It's-It Ice Cream is an ice cream manufacturer and distributor since 1928, based in Burlingame, California. The company has four products with their most popular being the It's-It ice cream sandwich, which is a scoop of ice cream sandwiched between two oatmeal cookies and dipped in dark chocolate. The original vanilla It's-It has been available in additional flavors since the 1980s.

History 

The It's-It was invented in 1928 by George Whitney, one of the original business owners when San Francisco's Playland at the Beach opened across the Great Highway from Ocean Beach. One version of the name's origins is that Whitney was experimenting and cried out "It's-It!" when he hit on the combination of a sandwich of vanilla ice cream inside two oatmeal cookies, covered in chocolate. Another version is that he heard someone answer the question which cow had won a cow race that day (a tradition at Playland); the cow's name was It.

For nearly forty-five years, until Playland was demolished in 1972, the It's-It was available only at Whitney's shop.  After Playland closed, the It's-It name was passed to George Mavros, who sold the ice cream sandwiches at another location near Ocean Beach.

Problem statement
Extract everything in the It's-It text from "For nearly forty-five" down to "near Ocean Beach.", copying it word for word.

Collected data
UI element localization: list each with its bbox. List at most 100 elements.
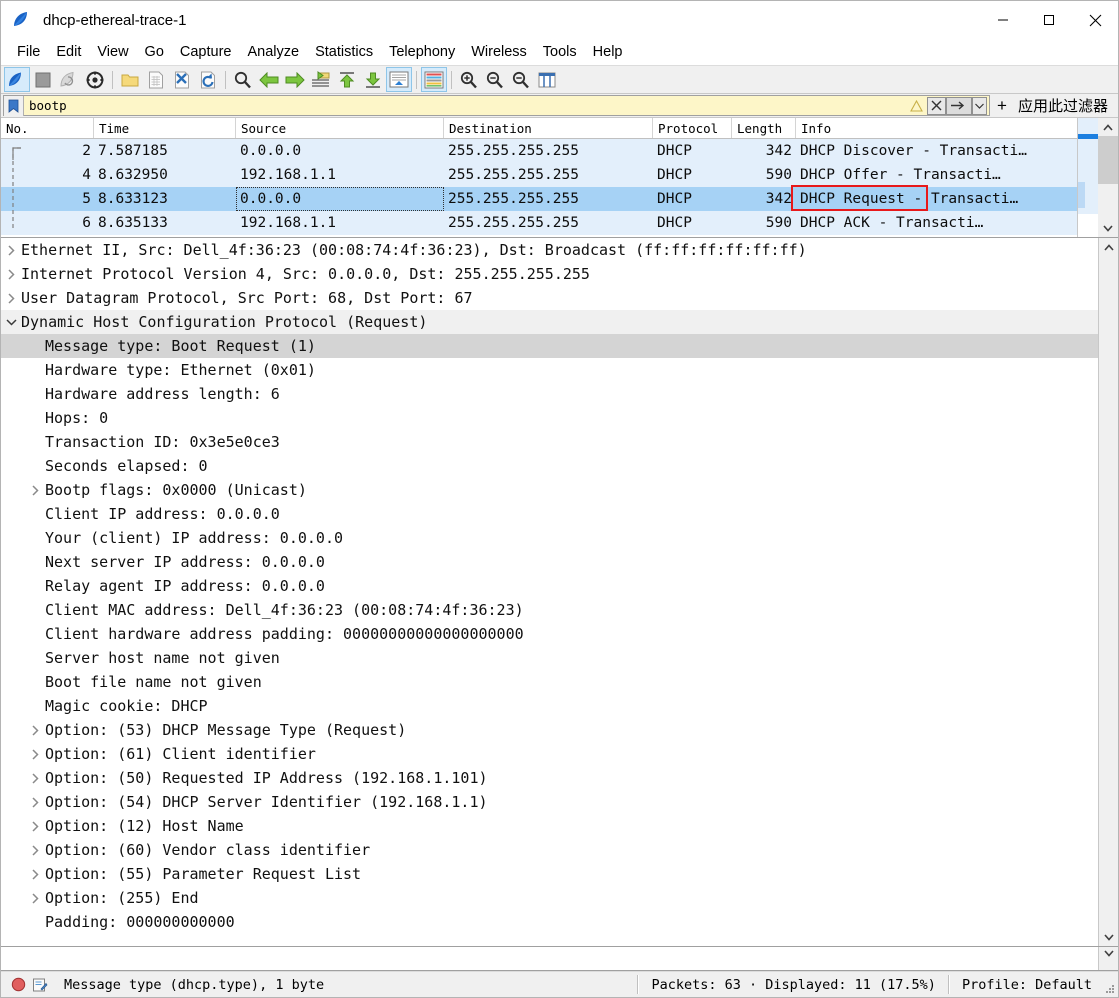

Worked answer
For nearly forty-five years, until Playland was demolished in 1972, the It's-It was available only at Whitney's shop.  After Playland closed, the It's-It name was passed to George Mavros, who sold the ice cream sandwiches at another location near Ocean Beach.